Dos cuestiones en particular han marcado la historia del vino de la tierra del Rioja, y son objeto de muchas páginas. La primera es su “maderización”: “Para hacer un buen vino se necesitan buenas uvas y buenas maderas”. “Cabe ahorrar dinero en todo salvo en éstas”. Efectivamente la madera, una específica barrica, se convirtió pronto en elemento de tipificación del vino de Rioja. No es casual que el libro comience precisamente con la salvación del protagonista en el naufragio -“El 9 de octubre de 1895, a cuatro millas de Veracruz”-, de un carguero que las transportaba, gracias precisamente a flotar en una de ellas. Nos da cuenta también del empeño de nuestro protagonista por conseguir roble de buena calidad a buen precio, el embarcarse, por tierra, en ferrocarril desde París hasta una Bosnia permanentemente desangrada, en aventura sin ficción que hubiera merecido los colores blanco y negro de una película épica de John Ford. Transcurrían los años treinta del pasado siglo y Europa se lamía las heridas de la reciente gran guerra alimentando rencores para explotar en la siguiente. Sin duda que la “barrica” ha jugado un papel trascendental en el desarrollo del vino de Rioja, pero cabe hoy preguntarse si no ha generado cansancio y una tipificación esterilizadora.

▸ Resuelva lo siguiente:
1. Responda estas preguntas sobre el fragmento acerca del vino de Rioja:
(a) ¿En qué fecha y en qué lugar ocurrió el naufragio del que se salvó el protagonista?
(b) ¿Entre qué dos lugares viajó el protagonista en ferrocarril para conseguir roble?
(c) Según la cita del fragmento, ¿qué se necesita para hacer un buen vino?
2. Traduzca al inglés esta oración del fragmento sobre el vino de Rioja: «Transcurrían los años treinta del pasado siglo y Europa se lamía las heridas de la reciente gran guerra alimentando rencores para explotar en la siguiente».
3. Escriba la continuación del fragmento sobre el vino de Rioja a partir de su última oración.

▸ Datos proporcionados:
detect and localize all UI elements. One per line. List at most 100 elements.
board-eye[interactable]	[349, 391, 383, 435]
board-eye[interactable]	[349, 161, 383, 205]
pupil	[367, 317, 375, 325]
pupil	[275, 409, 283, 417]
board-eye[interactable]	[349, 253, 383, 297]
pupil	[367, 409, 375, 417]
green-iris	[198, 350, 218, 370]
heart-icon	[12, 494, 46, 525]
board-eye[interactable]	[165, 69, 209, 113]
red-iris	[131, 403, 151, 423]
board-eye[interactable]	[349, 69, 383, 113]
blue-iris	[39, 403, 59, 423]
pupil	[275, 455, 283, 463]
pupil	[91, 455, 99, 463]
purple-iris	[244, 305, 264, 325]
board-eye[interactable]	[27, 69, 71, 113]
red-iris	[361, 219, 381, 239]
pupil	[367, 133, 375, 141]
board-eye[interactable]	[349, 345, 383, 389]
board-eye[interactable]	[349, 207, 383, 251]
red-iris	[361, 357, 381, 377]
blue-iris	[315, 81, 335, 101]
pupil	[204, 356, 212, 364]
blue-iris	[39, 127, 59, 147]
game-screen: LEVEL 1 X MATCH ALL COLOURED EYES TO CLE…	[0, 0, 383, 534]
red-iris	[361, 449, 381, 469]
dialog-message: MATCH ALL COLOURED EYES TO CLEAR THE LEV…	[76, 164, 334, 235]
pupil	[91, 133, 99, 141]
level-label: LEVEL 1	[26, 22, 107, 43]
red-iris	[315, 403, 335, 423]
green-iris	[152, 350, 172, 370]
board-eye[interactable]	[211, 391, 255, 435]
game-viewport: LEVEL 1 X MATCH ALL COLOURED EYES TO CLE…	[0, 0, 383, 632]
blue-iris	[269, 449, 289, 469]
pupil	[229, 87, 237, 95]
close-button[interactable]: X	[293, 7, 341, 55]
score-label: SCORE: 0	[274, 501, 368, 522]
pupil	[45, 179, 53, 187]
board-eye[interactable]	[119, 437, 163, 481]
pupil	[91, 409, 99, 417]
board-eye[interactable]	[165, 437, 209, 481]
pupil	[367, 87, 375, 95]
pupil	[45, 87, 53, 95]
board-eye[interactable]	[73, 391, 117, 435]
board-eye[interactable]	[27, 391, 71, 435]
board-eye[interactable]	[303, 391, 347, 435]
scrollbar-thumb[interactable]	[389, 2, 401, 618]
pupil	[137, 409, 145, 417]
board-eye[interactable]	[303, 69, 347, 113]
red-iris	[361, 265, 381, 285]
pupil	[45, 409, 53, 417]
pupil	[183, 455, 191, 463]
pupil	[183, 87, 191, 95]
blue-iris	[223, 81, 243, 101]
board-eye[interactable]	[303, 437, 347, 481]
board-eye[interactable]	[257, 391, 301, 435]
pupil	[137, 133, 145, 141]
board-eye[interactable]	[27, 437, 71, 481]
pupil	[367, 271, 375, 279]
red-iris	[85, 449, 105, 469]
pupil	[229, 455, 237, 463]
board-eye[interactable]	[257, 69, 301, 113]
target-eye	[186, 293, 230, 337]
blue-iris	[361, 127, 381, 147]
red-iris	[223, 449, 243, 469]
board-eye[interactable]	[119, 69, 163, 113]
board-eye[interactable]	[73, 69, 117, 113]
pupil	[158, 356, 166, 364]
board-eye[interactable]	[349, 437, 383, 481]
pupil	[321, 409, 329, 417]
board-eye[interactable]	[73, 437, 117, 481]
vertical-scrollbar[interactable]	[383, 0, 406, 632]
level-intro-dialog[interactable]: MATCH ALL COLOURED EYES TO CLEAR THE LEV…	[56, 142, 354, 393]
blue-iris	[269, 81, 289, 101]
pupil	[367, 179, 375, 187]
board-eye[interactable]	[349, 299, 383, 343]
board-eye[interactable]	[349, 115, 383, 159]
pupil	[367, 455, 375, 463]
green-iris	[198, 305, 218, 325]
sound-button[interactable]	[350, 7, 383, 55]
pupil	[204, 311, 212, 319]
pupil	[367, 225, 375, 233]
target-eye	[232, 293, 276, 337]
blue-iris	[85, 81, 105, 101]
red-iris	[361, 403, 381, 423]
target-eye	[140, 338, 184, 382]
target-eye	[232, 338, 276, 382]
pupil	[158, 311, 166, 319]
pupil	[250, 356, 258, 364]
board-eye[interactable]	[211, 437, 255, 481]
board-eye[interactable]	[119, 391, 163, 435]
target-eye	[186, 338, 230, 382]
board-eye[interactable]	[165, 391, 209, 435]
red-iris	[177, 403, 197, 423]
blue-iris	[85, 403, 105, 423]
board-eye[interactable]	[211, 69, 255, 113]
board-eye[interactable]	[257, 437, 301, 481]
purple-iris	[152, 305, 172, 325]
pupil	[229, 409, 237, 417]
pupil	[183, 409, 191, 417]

▸ Respuestas en orden:
1.
(a) El 9 de octubre de 1895, a cuatro millas de Veracruz.
(b) Desde París hasta Bosnia.
(c) Buenas uvas y buenas maderas.

2. It was the 1930s, and Europe was licking its wounds from the recent Great War, nursing grudges that would explode in the next one.

3.
La segunda cuestión que ha marcado decisivamente la historia de la tierra del Rioja es en realidad muy pequeña: la filoxera.
La filoxera es un insecto del orden de los hemípteros cuya existencia pasa por hasta 18 estados diferentes, gozando de vidas aérea y subterránea; en la primera se reproduce sexualmente poniendo los huevos en las hojas, en la segunda en que se instala de forma parasitaria en las raíces chupando con el pico de que está dotado la savia, lo hace por partenogénesis, esto es sin necesidad de machos estimulantes. La planta como autoprotección genera en ellas nudosidades y tuberosidades que son la puerta abierta a infecciones que terminan por pudrir al huésped.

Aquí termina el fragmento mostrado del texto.